Data records:
+ + +

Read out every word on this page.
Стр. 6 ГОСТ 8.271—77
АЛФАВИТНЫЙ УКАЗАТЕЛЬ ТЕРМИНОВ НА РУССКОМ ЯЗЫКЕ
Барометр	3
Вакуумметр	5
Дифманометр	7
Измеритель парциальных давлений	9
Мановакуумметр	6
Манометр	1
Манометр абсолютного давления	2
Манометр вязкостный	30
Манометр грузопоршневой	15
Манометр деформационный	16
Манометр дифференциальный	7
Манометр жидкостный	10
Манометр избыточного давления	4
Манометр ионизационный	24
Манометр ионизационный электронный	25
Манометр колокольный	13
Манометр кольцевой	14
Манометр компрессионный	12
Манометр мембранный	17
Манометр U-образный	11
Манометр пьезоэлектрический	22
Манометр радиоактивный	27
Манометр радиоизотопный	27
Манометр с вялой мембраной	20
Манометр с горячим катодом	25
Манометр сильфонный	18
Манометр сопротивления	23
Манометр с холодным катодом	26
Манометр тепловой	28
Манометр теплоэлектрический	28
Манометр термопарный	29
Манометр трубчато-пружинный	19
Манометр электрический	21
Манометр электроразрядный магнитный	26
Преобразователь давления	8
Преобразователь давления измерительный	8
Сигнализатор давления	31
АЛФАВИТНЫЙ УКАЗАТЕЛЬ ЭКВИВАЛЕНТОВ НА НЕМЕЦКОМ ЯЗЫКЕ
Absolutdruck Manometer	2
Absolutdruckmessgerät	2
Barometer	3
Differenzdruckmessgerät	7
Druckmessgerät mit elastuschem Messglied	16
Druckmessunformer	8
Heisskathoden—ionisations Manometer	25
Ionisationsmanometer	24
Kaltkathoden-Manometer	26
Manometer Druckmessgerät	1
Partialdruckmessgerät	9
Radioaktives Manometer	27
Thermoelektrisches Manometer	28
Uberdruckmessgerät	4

+ + +

From the listing above, return each line with the word "катодом".

### WRITTEN ANSWER
Манометр с горячим катодом	25
Манометр с холодным катодом	26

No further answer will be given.